══ TEXTO SELECCIONADO
Nueva York, la Gotham del universo Batman, la ciudad que nunca duerme, la de los milagros callejeros, en Navidad o siempre, de los relatos de Damon Runyon, la de los espectáculos de Broadway, los barrios marginales —ahora ya chic— y peligrosos como el Bowery, Little Italy, Chinatown o Hell’s Kitchen, los paseos románticos en coche de caballos por Central Park, la de los mad men, los energéticos ejecutivos de la Avenida Madison —Cary Grant en Con la muerte en los talones era uno de ellos antes que apareciera Jon Hamm—, la de las comedias sentimentales de Woody Allen, ha sido desde siempre una ciudad oscura, llena de recovecos, el hábitat natural de los depredadores de la jungla humana, la del hombre lobo para el hombre. Melodía de seducción, El detective, Klute, Manos sucias, El Padrino o Brigada homicida son solo algunas muestras de buen cine negro cocinado a ritmo inquietante de thriller con el marco incomparable de Nueva York como telón, y en muchos casos protagonista de esos relatos.
El añorado maestro que fue —para mí y para mucha gente— Julián Marías fue quien me descubrió las bondades de una serie de novelas policíacas, de ambiente noir, escritas por Lawrence Sanders. A Marías también le gustaban sobremanera las novelas de Ross Macdonald, con ese detective tan psicologizable que es Lew Archer. Una de esas novelas escritas por Sanders es El primer pecado mortal (1973), que, si no recuerdo mal, editó en España Ultramar. La novela le gustaba mucho a Frank Sinatra, que adquirió los derechos para el cine pensando en que la dirigiera Roman Polanski, ya que le había gustado mucho Chinatown. Pero no pudo ser, porque Polanski se vio envuelto en un caso policial con cargos por violación y abusos a una menor de edad, y el cineasta polaco tomó las de Villadiego. La productora le entregó la película a Brian G. Hutton (1935-2014), un antiguo actor de series televisivas en los años 50 reconvertido en un buen y eficaz artesano, de esos que jamás desperdician un buen guion y se manejan como pocos con las egocéntricas estrellas de turno. Hutton se especializó en películas bélicas de acción como Los violentos de Kelly o Ha llegado el águila y decidió parar tras un rodaje con Liz Taylor, nada convencido de las bondades del cine. Al cabo de siete años de parón le ofrecieron El primer pecado mortal y poco después rodó La larga ruta a China, una estupenda película de aventuras.
════
• OBJETIVO DEL EJERCICIO: Explica, según el texto sobre Nueva York y el cine negro, por qué Frank Sinatra pensó en Roman Polanski para dirigir El primer pecado mortal y por qué Polanski no llegó a hacerlo. Responde en una a tres oraciones.
══ MATERIAL DE ESTUDIO
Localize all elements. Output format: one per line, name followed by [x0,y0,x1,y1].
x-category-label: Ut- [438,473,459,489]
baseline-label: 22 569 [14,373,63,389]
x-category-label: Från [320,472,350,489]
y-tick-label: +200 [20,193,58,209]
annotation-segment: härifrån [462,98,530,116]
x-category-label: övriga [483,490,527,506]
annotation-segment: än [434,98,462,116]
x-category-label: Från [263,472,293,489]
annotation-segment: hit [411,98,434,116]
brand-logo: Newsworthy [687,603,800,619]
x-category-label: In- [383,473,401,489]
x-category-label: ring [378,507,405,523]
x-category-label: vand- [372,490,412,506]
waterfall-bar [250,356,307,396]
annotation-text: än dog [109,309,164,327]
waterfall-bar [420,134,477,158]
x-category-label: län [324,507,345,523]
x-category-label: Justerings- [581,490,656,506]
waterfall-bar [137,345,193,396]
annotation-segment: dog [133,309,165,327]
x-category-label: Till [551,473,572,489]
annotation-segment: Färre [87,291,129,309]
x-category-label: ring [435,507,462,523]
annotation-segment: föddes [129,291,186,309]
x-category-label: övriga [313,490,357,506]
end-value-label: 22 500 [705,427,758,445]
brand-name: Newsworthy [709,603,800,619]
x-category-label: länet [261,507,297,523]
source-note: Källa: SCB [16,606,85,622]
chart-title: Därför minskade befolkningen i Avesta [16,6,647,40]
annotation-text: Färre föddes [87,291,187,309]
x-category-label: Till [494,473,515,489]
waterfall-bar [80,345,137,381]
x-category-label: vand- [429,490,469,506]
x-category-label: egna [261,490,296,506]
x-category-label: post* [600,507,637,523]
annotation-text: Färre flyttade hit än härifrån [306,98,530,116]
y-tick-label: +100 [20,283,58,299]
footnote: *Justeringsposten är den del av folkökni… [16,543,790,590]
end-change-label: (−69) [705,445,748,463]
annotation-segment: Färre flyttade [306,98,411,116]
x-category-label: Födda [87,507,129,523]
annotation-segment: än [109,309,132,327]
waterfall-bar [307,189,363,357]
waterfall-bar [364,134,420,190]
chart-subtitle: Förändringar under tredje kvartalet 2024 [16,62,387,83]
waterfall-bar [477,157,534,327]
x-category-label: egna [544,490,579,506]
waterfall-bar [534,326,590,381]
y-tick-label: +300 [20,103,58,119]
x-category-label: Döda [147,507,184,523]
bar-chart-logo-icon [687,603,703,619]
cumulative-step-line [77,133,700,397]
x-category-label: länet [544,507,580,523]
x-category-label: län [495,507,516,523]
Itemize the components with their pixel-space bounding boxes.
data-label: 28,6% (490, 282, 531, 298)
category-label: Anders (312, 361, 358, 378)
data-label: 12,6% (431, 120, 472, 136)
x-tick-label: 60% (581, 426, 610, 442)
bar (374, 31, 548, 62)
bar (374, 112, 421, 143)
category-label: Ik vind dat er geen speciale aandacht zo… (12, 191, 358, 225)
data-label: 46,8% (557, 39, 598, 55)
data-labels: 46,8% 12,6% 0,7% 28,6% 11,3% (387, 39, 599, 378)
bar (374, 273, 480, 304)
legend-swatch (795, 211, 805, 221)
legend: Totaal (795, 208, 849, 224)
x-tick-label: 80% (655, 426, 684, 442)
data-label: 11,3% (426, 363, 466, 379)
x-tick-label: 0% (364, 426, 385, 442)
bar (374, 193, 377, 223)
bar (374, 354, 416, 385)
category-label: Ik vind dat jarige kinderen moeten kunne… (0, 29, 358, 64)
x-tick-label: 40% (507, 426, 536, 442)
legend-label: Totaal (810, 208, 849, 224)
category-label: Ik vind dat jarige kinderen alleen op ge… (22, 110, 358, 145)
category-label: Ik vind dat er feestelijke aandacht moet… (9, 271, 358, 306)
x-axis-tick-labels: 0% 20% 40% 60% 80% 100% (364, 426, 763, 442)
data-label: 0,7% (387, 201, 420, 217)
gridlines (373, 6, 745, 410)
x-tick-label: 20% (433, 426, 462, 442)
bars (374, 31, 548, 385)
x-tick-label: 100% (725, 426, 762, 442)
════
• RESPUESTA ESCRITA: Sinatra pensó en Polanski porque le había gustado mucho Chinatown. No pudo ser porque Polanski se vio envuelto en un caso policial con cargos por violación y abusos a una menor de edad, y el cineasta huyó.